→ **WRITTEN EXERCISE**: Copy the entries from the beginning through the line containing "900, 337, 928]", replacing "Plain text" with "Rich text" and leaving everything else unchanged.

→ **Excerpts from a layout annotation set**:
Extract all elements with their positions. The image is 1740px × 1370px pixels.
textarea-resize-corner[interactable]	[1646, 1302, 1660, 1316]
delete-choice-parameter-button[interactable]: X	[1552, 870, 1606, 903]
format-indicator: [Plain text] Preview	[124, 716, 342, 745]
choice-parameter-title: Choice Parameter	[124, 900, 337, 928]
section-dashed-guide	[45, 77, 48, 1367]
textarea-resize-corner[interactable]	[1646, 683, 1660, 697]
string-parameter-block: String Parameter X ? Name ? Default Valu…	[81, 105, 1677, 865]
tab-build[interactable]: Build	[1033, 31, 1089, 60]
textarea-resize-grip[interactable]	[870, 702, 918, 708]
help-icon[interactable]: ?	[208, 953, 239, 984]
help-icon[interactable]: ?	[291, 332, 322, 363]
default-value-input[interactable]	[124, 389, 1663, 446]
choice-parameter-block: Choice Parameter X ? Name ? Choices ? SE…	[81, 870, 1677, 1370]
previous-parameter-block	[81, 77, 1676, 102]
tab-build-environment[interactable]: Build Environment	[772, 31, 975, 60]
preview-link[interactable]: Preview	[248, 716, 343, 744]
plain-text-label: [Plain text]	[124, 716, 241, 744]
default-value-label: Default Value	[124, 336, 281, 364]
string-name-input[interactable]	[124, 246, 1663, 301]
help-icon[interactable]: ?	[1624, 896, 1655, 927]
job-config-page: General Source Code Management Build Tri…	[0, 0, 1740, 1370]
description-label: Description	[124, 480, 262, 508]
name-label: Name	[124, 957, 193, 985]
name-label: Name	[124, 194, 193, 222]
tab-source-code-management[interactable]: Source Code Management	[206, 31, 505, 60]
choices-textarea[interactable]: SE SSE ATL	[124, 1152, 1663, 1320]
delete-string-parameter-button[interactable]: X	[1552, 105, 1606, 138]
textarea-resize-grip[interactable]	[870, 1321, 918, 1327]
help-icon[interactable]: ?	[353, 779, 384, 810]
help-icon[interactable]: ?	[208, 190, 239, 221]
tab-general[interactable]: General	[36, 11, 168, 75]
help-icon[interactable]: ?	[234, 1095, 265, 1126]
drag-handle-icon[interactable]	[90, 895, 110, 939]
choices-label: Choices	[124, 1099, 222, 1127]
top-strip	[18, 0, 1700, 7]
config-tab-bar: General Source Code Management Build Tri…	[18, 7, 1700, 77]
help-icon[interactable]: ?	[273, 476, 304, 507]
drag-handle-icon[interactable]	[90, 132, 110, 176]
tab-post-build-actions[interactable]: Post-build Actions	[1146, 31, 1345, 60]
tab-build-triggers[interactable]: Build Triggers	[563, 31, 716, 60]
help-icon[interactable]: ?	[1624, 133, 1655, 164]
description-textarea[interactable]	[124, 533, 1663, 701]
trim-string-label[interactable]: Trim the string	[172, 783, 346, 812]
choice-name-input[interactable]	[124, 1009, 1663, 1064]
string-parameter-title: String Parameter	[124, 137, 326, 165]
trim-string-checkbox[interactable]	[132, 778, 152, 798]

→ **FINAL RESULT**:
Extract all elements with their positions. The image is 1740px × 1370px pixels.
textarea-resize-corner[interactable]	[1646, 1302, 1660, 1316]
delete-choice-parameter-button[interactable]: X	[1552, 870, 1606, 903]
format-indicator: [Rich text] Preview	[124, 716, 342, 745]
choice-parameter-title: Choice Parameter	[124, 900, 337, 928]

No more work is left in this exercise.